_Task statement_
Go through the data below and copy it exactly, skipping every picture.

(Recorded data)
┌────────

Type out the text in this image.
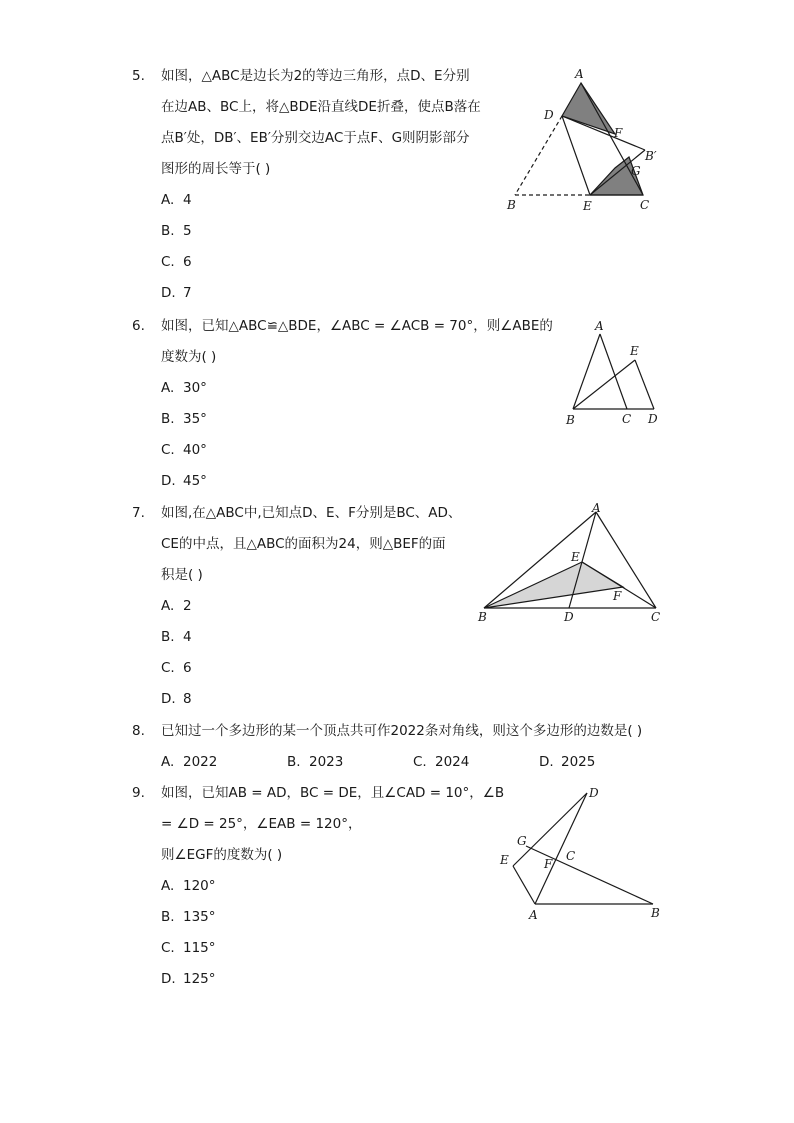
5.	如图，△ABC是边长为2的等边三角形，点D、E分别
在边AB、BC上，将△BDE沿直线DE折叠，使点B落在
点B′处，DB′、EB′分别交边AC于点F、G则阴影部分
图形的周长等于( )
A. 4
B. 5
C. 6
D. 7
A
D
F
B′
G
B	E	C
6.	如图，已知△ABC≌△BDE，∠ABC = ∠ACB = 70°，则∠ABE的
度数为( )
A. 30°
B. 35°
C. 40°
D. 45°
A
E
B	C D
7.	如图,在△ABC中,已知点D、E、F分别是BC、AD、
CE的中点，且△ABC的面积为24，则△BEF的面
积是( )
A. 2
B. 4
C. 6
D. 8
A
E
F
B	D	C
8.	已知过一个多边形的某一个顶点共可作2022条对角线，则这个多边形的边数是( )
A. 2022	B. 2023	C. 2024	D. 2025
9.	如图，已知AB = AD，BC = DE，且∠CAD = 10°，∠B
= ∠D = 25°，∠EAB = 120°，
则∠EGF的度数为( )
A. 120°
B. 135°
C. 115°
D. 125°
D
G
C
E	F
A	B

└────────

_Exercise response_
Type out the text in this image.
5.	如图，△ABC是边长为2的等边三角形，点D、E分别
在边AB、BC上，将△BDE沿直线DE折叠，使点B落在
点B′处，DB′、EB′分别交边AC于点F、G则阴影部分
图形的周长等于( )
A. 4
B. 5
C. 6
D. 7
A
D
F
B′
G
B	E	C
6.	如图，已知△ABC≌△BDE，∠ABC = ∠ACB = 70°，则∠ABE的
度数为( )
A. 30°
B. 35°
C. 40°
D. 45°
A
E
B	C D
7.	如图,在△ABC中,已知点D、E、F分别是BC、AD、
CE的中点，且△ABC的面积为24，则△BEF的面
积是( )
A. 2
B. 4
C. 6
D. 8
A
E
F
B	D	C
8.	已知过一个多边形的某一个顶点共可作2022条对角线，则这个多边形的边数是( )
A. 2022	B. 2023	C. 2024	D. 2025
9.	如图，已知AB = AD，BC = DE，且∠CAD = 10°，∠B
= ∠D = 25°，∠EAB = 120°，
则∠EGF的度数为( )
A. 120°
B. 135°
C. 115°
D. 125°
D
G
C
E	F
A	B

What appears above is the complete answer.